Start
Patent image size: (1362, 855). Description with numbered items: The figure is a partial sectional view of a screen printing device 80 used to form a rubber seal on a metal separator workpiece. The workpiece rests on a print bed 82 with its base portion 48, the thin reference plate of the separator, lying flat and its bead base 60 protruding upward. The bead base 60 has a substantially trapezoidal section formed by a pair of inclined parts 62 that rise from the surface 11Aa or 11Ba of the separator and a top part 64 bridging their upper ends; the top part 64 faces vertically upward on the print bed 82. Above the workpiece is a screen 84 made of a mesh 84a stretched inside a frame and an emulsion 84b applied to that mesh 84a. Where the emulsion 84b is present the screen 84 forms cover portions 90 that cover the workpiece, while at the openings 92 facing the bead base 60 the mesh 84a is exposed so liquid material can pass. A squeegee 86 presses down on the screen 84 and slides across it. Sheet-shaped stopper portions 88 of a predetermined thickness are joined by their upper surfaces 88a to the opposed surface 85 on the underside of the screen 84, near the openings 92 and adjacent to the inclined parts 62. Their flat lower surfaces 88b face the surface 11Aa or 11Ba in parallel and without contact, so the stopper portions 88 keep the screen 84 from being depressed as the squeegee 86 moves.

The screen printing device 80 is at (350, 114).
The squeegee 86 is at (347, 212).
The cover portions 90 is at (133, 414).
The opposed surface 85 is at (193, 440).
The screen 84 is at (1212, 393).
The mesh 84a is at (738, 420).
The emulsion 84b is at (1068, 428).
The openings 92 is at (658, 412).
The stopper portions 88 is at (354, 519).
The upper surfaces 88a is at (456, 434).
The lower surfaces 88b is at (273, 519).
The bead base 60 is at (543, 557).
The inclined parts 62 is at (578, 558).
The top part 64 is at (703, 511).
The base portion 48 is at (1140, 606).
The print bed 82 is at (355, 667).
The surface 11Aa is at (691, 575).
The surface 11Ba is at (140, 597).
End
Filter the items above and list each line that contains the word "opposed". Treat the match as case-sensitive.

Patent image size: (1362, 855). Description with numbered items: The figure is a partial sectional view of a screen printing device 80 used to form a rubber seal on a metal separator workpiece. The workpiece rests on a print bed 82 with its base portion 48, the thin reference plate of the separator, lying flat and its bead base 60 protruding upward. The bead base 60 has a substantially trapezoidal section formed by a pair of inclined parts 62 that rise from the surface 11Aa or 11Ba of the separator and a top part 64 bridging their upper ends; the top part 64 faces vertically upward on the print bed 82. Above the workpiece is a screen 84 made of a mesh 84a stretched inside a frame and an emulsion 84b applied to that mesh 84a. Where the emulsion 84b is present the screen 84 forms cover portions 90 that cover the workpiece, while at the openings 92 facing the bead base 60 the mesh 84a is exposed so liquid material can pass. A squeegee 86 presses down on the screen 84 and slides across it. Sheet-shaped stopper portions 88 of a predetermined thickness are joined by their upper surfaces 88a to the opposed surface 85 on the underside of the screen 84, near the openings 92 and adjacent to the inclined parts 62. Their flat lower surfaces 88b face the surface 11Aa or 11Ba in parallel and without contact, so the stopper portions 88 keep the screen 84 from being depressed as the squeegee 86 moves.
The opposed surface 85 is at (193, 440).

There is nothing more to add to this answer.